Exercise requirements:
Set down the full listing exactly, character for character.

Listing:
☆ ☆ ☆

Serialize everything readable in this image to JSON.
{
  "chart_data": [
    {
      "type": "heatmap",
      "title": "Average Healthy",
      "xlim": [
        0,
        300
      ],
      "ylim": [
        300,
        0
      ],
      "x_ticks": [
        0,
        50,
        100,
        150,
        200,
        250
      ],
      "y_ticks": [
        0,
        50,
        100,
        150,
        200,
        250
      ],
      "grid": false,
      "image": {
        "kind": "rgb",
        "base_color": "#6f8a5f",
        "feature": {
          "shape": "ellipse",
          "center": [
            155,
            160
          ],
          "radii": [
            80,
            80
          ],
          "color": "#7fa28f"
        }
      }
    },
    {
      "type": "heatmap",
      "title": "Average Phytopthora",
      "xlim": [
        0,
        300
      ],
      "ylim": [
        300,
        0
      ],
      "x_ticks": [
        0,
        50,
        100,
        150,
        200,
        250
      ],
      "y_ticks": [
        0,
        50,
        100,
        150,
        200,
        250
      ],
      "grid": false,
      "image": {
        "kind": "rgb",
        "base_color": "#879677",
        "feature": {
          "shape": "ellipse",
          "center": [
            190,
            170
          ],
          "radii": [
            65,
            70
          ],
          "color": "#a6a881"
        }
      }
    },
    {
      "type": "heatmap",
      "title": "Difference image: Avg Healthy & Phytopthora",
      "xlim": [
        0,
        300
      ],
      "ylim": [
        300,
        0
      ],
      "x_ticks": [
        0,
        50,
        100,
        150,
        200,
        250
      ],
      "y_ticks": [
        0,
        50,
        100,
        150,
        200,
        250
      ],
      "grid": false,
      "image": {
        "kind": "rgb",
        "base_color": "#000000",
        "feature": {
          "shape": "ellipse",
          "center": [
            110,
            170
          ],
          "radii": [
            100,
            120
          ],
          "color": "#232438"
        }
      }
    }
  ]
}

☆ ☆ ☆

Problem solution:
Serialize everything readable in this image to JSON.
{
  "chart_data": [
    {
      "type": "heatmap",
      "title": "Average Healthy",
      "xlim": [
        0,
        300
      ],
      "ylim": [
        300,
        0
      ],
      "x_ticks": [
        0,
        50,
        100,
        150,
        200,
        250
      ],
      "y_ticks": [
        0,
        50,
        100,
        150,
        200,
        250
      ],
      "grid": false,
      "image": {
        "kind": "rgb",
        "base_color": "#6f8a5f",
        "feature": {
          "shape": "ellipse",
          "center": [
            155,
            160
          ],
          "radii": [
            80,
            80
          ],
          "color": "#7fa28f"
        }
      }
    },
    {
      "type": "heatmap",
      "title": "Average Phytopthora",
      "xlim": [
        0,
        300
      ],
      "ylim": [
        300,
        0
      ],
      "x_ticks": [
        0,
        50,
        100,
        150,
        200,
        250
      ],
      "y_ticks": [
        0,
        50,
        100,
        150,
        200,
        250
      ],
      "grid": false,
      "image": {
        "kind": "rgb",
        "base_color": "#879677",
        "feature": {
          "shape": "ellipse",
          "center": [
            190,
            170
          ],
          "radii": [
            65,
            70
          ],
          "color": "#a6a881"
        }
      }
    },
    {
      "type": "heatmap",
      "title": "Difference image: Avg Healthy & Phytopthora",
      "xlim": [
        0,
        300
      ],
      "ylim": [
        300,
        0
      ],
      "x_ticks": [
        0,
        50,
        100,
        150,
        200,
        250
      ],
      "y_ticks": [
        0,
        50,
        100,
        150,
        200,
        250
      ],
      "grid": false,
      "image": {
        "kind": "rgb",
        "base_color": "#000000",
        "feature": {
          "shape": "ellipse",
          "center": [
            110,
            170
          ],
          "radii": [
            100,
            120
          ],
          "color": "#232438"
        }
      }
    }
  ]
}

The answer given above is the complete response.